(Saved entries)
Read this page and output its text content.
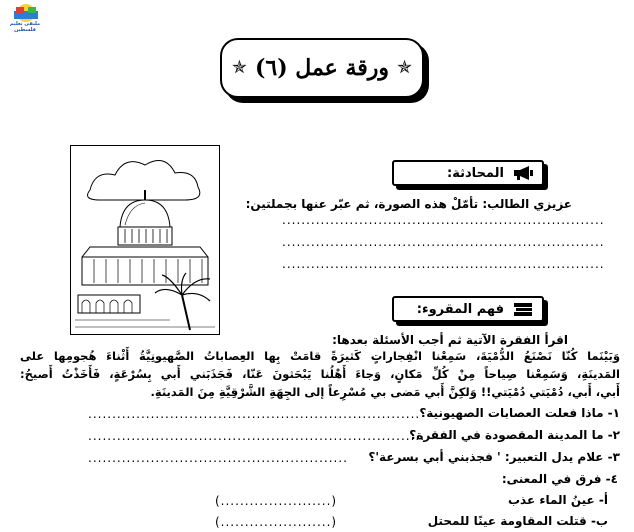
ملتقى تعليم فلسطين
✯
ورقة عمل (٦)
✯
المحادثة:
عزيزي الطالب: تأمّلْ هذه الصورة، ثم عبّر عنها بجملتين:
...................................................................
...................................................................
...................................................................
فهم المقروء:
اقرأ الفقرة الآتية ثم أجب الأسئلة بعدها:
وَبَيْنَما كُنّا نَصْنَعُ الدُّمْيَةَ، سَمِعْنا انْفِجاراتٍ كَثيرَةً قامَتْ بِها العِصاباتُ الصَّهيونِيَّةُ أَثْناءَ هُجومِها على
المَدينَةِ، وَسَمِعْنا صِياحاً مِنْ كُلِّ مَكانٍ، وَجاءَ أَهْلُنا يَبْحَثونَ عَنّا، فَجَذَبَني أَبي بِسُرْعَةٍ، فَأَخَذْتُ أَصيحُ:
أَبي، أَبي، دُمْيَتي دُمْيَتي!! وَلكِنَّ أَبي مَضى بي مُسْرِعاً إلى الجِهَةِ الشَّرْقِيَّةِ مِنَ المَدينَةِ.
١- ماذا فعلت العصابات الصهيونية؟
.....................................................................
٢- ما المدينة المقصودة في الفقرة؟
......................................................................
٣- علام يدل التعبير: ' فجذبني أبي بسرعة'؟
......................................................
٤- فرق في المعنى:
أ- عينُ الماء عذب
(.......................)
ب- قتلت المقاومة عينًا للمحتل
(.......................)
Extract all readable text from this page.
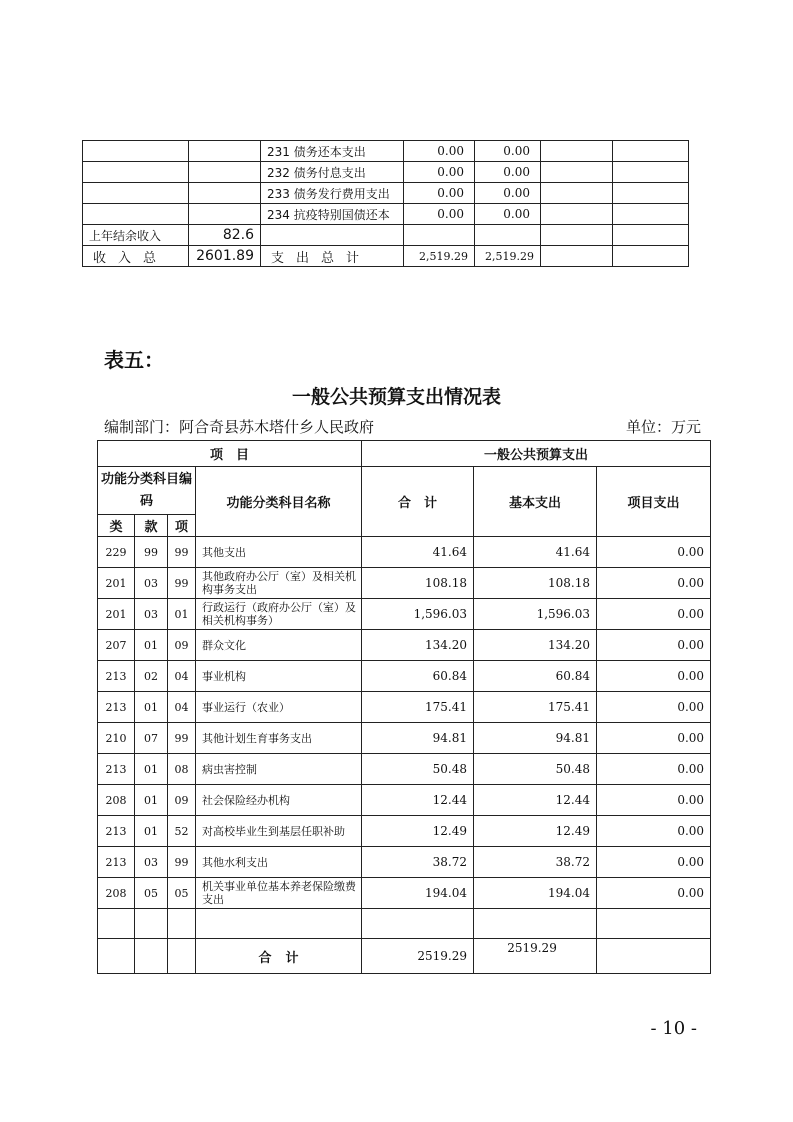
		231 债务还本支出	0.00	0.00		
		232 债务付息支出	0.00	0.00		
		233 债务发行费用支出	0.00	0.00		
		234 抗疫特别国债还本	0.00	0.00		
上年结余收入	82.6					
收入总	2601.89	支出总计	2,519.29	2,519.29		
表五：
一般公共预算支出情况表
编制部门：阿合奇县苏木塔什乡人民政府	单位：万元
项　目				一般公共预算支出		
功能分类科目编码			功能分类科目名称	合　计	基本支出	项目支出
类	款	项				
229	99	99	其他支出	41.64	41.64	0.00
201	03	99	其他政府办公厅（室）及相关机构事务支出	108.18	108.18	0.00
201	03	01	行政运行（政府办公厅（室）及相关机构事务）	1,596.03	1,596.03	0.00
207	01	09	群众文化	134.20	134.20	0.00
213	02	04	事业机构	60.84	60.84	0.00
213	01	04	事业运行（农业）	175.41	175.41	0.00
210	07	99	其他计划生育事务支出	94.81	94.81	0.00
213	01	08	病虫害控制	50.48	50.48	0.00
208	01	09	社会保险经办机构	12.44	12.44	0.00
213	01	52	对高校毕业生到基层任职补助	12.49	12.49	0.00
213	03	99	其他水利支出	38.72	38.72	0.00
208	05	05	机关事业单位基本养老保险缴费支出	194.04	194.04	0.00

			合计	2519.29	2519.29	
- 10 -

→ **STATED EXERCISE**
Reproduce every entry word for word, but skip any pictures.

→ **TASK ANSWER**
Read this page and output its text content.
ملتقى تعليم فلسطين
✯
ورقة عمل (٦)
✯
المحادثة:
عزيزي الطالب: تأمّلْ هذه الصورة، ثم عبّر عنها بجملتين:
...................................................................
...................................................................
...................................................................
فهم المقروء:
اقرأ الفقرة الآتية ثم أجب الأسئلة بعدها:
وَبَيْنَما كُنّا نَصْنَعُ الدُّمْيَةَ، سَمِعْنا انْفِجاراتٍ كَثيرَةً قامَتْ بِها العِصاباتُ الصَّهيونِيَّةُ أَثْناءَ هُجومِها على
المَدينَةِ، وَسَمِعْنا صِياحاً مِنْ كُلِّ مَكانٍ، وَجاءَ أَهْلُنا يَبْحَثونَ عَنّا، فَجَذَبَني أَبي بِسُرْعَةٍ، فَأَخَذْتُ أَصيحُ:
أَبي، أَبي، دُمْيَتي دُمْيَتي!! وَلكِنَّ أَبي مَضى بي مُسْرِعاً إلى الجِهَةِ الشَّرْقِيَّةِ مِنَ المَدينَةِ.
١- ماذا فعلت العصابات الصهيونية؟
.....................................................................
٢- ما المدينة المقصودة في الفقرة؟
......................................................................
٣- علام يدل التعبير: ' فجذبني أبي بسرعة'؟
......................................................
٤- فرق في المعنى:
أ- عينُ الماء عذب
(.......................)
ب- قتلت المقاومة عينًا للمحتل
(.......................)
Extract all readable text from this page.
		231 债务还本支出	0.00	0.00		
		232 债务付息支出	0.00	0.00		
		233 债务发行费用支出	0.00	0.00		
		234 抗疫特别国债还本	0.00	0.00		
上年结余收入	82.6					
收入总	2601.89	支出总计	2,519.29	2,519.29		
表五：
一般公共预算支出情况表
编制部门：阿合奇县苏木塔什乡人民政府	单位：万元
项　目				一般公共预算支出		
功能分类科目编码			功能分类科目名称	合　计	基本支出	项目支出
类	款	项				
229	99	99	其他支出	41.64	41.64	0.00
201	03	99	其他政府办公厅（室）及相关机构事务支出	108.18	108.18	0.00
201	03	01	行政运行（政府办公厅（室）及相关机构事务）	1,596.03	1,596.03	0.00
207	01	09	群众文化	134.20	134.20	0.00
213	02	04	事业机构	60.84	60.84	0.00
213	01	04	事业运行（农业）	175.41	175.41	0.00
210	07	99	其他计划生育事务支出	94.81	94.81	0.00
213	01	08	病虫害控制	50.48	50.48	0.00
208	01	09	社会保险经办机构	12.44	12.44	0.00
213	01	52	对高校毕业生到基层任职补助	12.49	12.49	0.00
213	03	99	其他水利支出	38.72	38.72	0.00
208	05	05	机关事业单位基本养老保险缴费支出	194.04	194.04	0.00

			合计	2519.29	2519.29	
- 10 -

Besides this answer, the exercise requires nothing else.